◆ Work instructions: Copy each line that contains the string "giáo".
***** Record excerpts *****
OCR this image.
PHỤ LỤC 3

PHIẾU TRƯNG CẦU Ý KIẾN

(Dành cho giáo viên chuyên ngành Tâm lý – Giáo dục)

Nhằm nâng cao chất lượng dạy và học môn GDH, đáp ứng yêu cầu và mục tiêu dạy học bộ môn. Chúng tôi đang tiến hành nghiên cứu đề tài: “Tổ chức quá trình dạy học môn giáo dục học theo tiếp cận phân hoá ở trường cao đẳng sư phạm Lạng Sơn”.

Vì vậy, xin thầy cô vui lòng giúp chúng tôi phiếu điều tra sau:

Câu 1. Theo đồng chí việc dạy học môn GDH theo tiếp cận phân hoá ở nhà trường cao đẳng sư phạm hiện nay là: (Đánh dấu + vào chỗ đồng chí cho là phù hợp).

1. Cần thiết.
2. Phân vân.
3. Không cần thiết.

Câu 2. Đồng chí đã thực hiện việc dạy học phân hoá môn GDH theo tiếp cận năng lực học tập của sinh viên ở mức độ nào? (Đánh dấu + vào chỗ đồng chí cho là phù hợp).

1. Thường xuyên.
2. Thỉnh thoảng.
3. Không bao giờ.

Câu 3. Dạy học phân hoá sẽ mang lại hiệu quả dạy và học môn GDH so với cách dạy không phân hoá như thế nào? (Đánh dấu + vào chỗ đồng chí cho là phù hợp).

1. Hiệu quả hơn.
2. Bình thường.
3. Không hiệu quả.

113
*****
***** Record excerpts *****
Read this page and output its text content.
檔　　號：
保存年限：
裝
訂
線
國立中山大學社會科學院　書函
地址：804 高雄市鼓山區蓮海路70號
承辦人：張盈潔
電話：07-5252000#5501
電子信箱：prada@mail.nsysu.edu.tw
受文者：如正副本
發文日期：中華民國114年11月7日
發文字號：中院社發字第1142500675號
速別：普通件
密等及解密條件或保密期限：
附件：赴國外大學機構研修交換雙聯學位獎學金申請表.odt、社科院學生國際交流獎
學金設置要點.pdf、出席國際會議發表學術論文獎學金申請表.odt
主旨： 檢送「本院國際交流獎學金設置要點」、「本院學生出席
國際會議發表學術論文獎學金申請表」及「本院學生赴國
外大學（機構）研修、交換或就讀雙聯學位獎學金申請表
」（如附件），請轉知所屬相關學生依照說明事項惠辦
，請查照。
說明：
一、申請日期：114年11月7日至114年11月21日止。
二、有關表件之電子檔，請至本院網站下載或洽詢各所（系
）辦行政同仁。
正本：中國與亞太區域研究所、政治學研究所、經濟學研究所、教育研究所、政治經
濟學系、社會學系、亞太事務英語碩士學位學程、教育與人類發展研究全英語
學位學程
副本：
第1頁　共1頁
*****
◆ Written response:
(Dành cho giáo viên chuyên ngành Tâm lý – Giáo dục)
Nhằm nâng cao chất lượng dạy và học môn GDH, đáp ứng yêu cầu và mục tiêu dạy học bộ môn. Chúng tôi đang tiến hành nghiên cứu đề tài: “Tổ chức quá trình dạy học môn giáo dục học theo tiếp cận phân hoá ở trường cao đẳng sư phạm Lạng Sơn”.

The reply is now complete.